--- Start ---

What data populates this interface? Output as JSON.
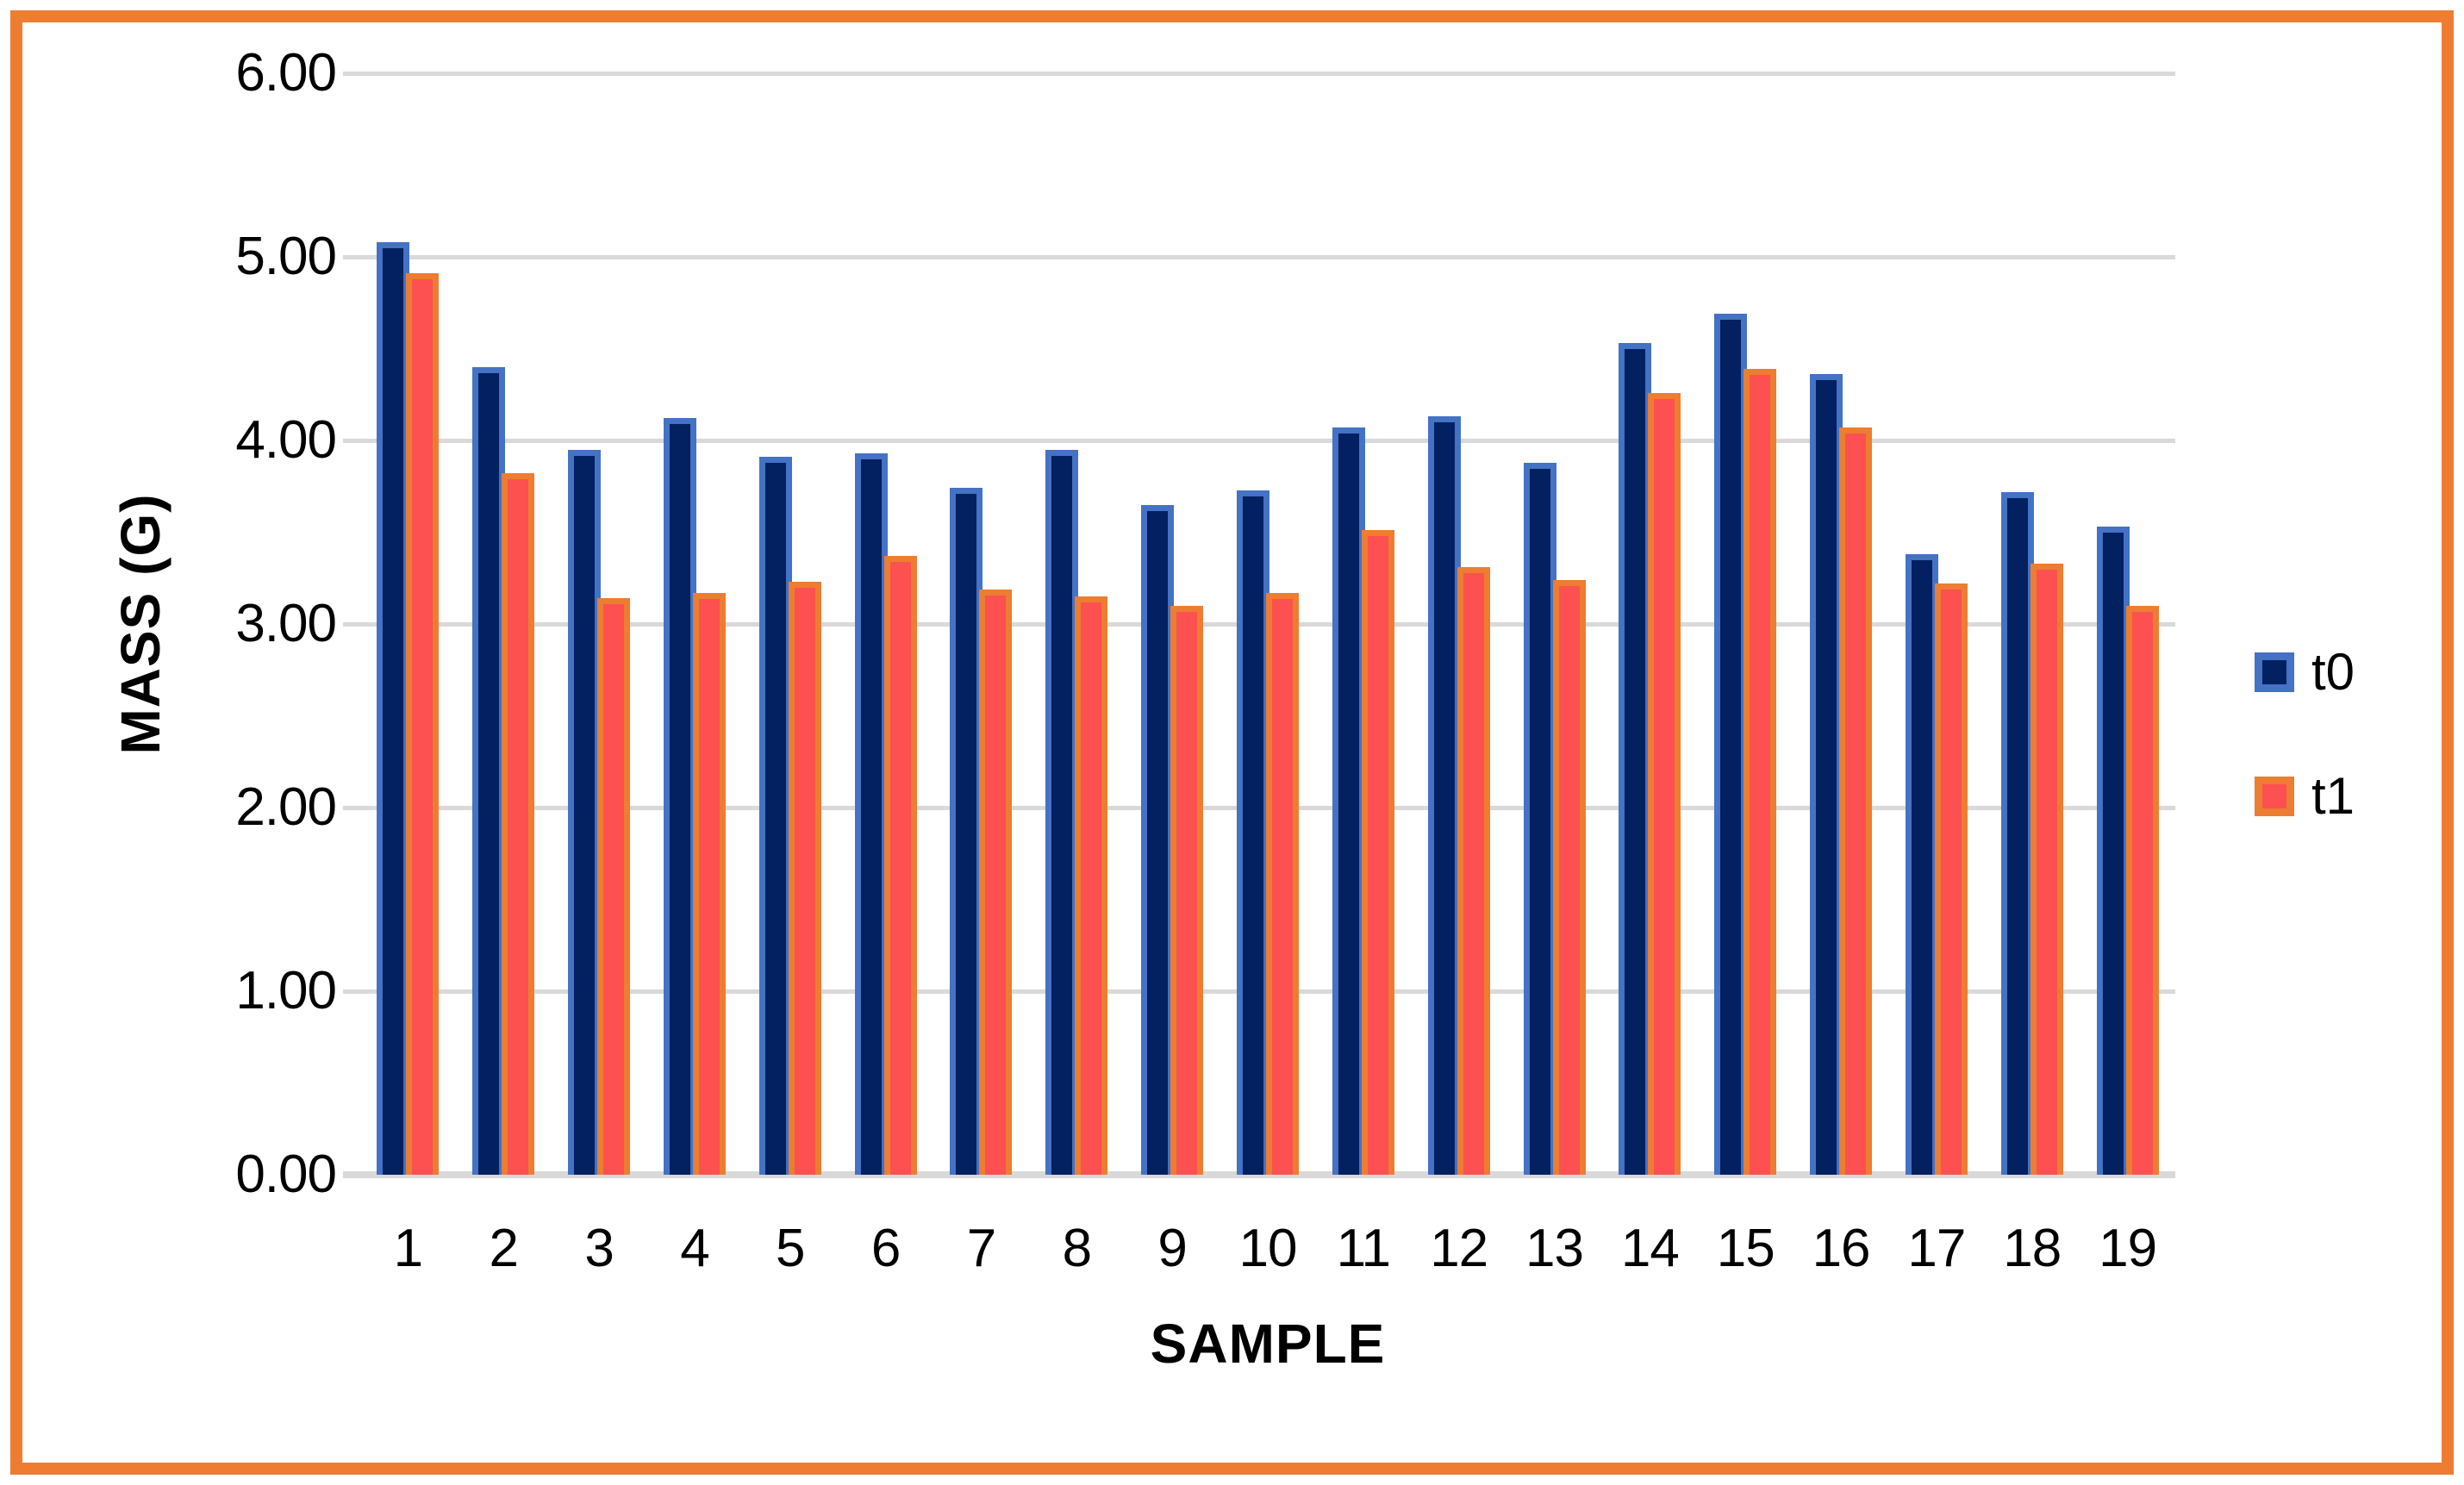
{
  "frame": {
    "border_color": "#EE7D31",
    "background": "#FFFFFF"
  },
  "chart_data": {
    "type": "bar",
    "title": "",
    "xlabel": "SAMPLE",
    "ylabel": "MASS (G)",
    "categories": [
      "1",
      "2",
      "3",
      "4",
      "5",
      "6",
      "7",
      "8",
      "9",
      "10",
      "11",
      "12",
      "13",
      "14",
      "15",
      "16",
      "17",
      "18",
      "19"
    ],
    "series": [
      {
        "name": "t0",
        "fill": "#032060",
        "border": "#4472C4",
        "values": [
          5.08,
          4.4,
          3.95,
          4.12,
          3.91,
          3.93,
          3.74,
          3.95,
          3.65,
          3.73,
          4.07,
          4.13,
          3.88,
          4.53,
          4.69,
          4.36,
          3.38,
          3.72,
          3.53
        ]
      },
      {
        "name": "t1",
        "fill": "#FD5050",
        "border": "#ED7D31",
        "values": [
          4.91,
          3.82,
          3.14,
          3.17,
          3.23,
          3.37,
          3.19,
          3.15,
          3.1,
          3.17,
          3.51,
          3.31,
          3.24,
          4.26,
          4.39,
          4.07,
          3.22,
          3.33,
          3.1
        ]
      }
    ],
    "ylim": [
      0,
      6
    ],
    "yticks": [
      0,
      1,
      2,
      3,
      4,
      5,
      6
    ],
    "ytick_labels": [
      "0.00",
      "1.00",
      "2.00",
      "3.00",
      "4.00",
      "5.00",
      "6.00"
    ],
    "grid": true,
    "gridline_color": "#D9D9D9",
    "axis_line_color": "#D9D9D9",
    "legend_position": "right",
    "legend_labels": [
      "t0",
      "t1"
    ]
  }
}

--- End ---
--- Start ---

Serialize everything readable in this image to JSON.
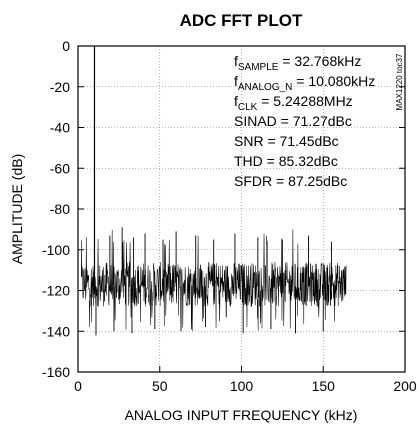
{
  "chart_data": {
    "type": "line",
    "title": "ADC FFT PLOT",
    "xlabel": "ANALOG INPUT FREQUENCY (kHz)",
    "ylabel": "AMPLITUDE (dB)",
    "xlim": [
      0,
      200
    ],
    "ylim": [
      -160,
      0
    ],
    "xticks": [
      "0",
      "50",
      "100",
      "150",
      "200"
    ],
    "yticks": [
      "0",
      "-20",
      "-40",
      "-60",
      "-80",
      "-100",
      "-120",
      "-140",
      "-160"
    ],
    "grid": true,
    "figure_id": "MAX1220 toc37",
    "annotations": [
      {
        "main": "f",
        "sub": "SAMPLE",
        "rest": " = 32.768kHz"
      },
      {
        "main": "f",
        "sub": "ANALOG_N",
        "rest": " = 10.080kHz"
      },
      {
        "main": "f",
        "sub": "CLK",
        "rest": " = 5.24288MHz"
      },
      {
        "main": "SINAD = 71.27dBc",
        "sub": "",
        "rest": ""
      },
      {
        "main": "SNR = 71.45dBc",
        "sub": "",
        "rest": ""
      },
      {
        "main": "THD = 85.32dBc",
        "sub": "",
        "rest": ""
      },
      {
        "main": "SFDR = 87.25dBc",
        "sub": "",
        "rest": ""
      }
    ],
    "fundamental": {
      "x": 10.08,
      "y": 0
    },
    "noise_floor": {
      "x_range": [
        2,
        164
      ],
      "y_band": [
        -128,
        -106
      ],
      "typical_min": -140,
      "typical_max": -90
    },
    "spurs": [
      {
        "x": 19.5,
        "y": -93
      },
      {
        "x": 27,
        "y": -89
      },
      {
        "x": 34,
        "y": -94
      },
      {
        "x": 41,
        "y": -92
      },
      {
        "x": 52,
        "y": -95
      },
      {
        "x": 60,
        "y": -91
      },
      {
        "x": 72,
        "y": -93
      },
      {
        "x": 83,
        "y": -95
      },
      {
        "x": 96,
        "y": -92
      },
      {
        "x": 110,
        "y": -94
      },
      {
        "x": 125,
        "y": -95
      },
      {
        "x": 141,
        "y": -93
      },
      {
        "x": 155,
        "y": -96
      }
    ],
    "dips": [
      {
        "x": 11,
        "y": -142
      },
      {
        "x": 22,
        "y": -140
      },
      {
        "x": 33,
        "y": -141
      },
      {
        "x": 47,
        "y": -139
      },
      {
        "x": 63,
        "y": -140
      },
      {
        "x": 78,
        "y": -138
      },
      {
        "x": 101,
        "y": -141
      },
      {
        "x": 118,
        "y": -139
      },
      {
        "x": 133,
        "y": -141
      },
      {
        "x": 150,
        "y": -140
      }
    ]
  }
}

--- End ---

■ **Exercise aim**:
Return all lines containing the word "this".

■ **Result of the exercise**:
What data populates this interface? Output as JSON.
Serialize everything readable in this image to JSON.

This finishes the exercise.